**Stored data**
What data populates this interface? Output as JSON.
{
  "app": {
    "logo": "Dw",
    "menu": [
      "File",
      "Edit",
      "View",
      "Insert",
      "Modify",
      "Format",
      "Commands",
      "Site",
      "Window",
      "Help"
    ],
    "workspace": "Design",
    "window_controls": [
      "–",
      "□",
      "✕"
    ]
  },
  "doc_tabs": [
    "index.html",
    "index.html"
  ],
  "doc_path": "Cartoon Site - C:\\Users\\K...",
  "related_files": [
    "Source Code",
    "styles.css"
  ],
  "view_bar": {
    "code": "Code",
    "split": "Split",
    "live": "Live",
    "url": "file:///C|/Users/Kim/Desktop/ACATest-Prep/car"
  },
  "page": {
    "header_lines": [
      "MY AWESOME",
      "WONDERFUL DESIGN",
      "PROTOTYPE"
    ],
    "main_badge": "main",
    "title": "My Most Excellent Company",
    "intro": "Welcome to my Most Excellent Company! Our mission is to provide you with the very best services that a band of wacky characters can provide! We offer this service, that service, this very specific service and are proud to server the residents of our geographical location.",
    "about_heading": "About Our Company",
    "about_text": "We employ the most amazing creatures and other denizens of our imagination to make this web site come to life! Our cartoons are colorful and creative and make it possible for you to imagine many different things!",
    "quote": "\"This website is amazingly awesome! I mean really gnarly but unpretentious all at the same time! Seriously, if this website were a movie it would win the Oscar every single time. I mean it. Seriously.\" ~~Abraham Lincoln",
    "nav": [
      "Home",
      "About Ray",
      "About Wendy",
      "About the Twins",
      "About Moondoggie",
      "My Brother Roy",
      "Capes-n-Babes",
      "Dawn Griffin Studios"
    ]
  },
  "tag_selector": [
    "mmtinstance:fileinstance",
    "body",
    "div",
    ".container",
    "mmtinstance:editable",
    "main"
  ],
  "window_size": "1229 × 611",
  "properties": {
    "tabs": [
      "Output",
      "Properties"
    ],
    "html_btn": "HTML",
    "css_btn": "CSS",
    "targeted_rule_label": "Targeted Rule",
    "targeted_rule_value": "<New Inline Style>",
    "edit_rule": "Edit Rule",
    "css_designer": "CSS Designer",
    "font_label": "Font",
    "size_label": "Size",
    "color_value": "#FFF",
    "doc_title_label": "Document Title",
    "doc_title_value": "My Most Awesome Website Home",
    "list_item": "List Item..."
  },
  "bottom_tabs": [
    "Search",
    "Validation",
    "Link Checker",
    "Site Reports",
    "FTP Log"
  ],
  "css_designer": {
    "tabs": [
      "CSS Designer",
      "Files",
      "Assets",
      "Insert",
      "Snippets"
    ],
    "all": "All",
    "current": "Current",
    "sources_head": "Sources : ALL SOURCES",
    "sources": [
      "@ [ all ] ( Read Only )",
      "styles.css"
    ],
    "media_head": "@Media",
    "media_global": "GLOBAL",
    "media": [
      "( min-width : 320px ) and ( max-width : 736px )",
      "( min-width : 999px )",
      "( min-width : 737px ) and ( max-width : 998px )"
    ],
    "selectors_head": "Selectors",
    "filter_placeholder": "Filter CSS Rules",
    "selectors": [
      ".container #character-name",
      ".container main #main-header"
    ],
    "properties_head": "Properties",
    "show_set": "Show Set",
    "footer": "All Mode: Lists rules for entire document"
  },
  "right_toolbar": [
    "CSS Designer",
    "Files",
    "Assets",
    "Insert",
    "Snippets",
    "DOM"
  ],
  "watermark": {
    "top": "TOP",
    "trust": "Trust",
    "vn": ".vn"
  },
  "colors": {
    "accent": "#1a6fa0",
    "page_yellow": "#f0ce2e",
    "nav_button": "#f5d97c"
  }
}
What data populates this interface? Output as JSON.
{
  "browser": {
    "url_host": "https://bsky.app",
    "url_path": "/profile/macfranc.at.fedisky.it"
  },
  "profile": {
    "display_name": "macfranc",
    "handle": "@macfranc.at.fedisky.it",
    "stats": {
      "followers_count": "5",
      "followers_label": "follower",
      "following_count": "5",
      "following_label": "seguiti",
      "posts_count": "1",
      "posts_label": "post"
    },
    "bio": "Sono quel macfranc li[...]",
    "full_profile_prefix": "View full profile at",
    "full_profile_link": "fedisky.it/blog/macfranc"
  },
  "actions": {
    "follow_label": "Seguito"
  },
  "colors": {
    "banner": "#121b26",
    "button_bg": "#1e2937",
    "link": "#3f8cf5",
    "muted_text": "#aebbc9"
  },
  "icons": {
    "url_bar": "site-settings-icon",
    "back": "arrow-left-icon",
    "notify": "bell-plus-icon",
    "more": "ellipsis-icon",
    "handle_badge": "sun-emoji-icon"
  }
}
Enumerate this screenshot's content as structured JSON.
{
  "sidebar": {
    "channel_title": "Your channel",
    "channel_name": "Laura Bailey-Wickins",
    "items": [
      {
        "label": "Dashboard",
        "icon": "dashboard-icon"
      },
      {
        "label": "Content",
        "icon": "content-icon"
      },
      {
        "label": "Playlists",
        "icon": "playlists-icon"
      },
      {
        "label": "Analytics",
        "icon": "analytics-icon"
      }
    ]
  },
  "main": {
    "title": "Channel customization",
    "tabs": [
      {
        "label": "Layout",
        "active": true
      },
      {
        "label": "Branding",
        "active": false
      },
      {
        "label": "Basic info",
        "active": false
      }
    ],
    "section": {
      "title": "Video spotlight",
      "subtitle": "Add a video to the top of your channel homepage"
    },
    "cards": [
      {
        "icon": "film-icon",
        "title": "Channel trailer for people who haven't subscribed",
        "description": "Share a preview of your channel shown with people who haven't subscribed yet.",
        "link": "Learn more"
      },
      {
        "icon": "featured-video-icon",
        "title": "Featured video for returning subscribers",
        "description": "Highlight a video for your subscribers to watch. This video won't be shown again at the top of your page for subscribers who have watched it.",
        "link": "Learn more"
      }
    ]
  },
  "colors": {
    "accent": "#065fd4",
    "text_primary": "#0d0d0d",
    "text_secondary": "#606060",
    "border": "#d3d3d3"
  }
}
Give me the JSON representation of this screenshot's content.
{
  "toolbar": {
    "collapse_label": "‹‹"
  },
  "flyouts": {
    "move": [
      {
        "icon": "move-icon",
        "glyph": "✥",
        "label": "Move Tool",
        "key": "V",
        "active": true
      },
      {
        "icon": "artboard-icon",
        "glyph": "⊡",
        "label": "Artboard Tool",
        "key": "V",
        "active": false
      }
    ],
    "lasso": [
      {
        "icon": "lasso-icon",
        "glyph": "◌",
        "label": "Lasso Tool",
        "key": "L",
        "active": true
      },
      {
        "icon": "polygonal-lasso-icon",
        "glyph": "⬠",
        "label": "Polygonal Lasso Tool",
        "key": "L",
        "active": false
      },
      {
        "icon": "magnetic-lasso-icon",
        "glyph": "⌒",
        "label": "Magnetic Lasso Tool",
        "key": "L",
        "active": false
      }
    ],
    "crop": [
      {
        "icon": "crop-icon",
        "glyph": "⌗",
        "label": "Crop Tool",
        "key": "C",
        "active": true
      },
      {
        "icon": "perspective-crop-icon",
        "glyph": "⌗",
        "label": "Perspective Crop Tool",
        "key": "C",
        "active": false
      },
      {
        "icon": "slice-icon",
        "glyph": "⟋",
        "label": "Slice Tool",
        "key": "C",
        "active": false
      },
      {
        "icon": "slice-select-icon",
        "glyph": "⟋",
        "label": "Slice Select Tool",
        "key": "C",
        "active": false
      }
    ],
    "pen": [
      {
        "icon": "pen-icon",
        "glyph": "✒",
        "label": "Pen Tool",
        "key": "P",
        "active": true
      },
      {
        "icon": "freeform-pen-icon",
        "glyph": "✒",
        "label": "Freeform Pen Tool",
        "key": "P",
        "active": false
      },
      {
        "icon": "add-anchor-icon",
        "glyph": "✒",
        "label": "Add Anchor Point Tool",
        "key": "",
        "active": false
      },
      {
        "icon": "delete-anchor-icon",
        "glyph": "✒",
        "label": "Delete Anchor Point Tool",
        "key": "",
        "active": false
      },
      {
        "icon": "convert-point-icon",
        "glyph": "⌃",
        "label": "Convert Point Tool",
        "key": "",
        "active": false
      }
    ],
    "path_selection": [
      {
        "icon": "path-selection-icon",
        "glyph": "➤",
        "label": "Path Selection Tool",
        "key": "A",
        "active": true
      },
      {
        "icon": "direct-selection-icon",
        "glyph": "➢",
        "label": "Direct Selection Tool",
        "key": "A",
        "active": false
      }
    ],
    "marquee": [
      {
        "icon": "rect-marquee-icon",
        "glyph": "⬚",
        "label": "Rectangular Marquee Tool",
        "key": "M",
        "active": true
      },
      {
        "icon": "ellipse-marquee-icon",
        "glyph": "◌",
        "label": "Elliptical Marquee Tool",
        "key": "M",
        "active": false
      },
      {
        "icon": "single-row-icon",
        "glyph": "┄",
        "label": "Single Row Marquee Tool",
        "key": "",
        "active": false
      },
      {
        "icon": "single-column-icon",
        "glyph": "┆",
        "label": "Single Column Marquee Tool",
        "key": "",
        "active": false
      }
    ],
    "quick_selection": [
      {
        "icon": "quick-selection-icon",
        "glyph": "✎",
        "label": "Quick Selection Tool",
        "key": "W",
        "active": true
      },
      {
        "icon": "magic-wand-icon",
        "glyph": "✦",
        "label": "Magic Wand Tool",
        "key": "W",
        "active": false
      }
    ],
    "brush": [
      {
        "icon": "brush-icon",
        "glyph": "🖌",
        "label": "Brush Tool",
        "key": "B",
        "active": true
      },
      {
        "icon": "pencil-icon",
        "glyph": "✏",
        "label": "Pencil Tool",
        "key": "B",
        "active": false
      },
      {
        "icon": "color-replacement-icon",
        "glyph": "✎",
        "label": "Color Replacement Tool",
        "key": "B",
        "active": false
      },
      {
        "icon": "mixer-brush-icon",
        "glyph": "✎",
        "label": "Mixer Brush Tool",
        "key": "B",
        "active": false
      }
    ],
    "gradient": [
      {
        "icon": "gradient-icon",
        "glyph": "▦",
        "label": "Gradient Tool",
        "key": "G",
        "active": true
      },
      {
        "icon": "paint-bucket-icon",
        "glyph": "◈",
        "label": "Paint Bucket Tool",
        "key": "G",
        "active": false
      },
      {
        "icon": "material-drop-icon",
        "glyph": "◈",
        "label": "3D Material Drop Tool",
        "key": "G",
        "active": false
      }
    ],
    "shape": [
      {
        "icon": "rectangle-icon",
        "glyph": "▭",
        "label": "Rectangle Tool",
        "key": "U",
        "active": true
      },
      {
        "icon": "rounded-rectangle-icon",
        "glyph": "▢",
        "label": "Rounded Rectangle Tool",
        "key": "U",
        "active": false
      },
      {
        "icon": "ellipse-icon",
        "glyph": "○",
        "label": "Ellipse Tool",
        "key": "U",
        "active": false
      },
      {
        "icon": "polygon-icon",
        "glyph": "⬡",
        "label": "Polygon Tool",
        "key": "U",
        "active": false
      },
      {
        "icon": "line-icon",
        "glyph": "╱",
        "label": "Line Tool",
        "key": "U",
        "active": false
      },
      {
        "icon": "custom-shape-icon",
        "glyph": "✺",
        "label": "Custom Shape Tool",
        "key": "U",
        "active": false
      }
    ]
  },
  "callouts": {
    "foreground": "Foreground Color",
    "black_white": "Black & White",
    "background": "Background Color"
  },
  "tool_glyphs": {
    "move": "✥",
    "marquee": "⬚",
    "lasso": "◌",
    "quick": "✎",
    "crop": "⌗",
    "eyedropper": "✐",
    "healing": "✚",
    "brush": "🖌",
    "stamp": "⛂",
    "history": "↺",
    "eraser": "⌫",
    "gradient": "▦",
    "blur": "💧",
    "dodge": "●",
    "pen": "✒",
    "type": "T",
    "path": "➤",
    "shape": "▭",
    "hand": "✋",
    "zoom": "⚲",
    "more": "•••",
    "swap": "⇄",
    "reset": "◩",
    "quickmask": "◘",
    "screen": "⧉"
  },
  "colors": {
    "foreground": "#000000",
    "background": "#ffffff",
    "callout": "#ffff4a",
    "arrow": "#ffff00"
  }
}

**The exercise**
Each line that holds the word "subscribers" should be extracted from the records.

**Written answer**
        "title": "Featured video for returning subscribers",
        "description": "Highlight a video for your subscribers to watch. This video won't be shown again at the top of your page for subscribers who have watched it.",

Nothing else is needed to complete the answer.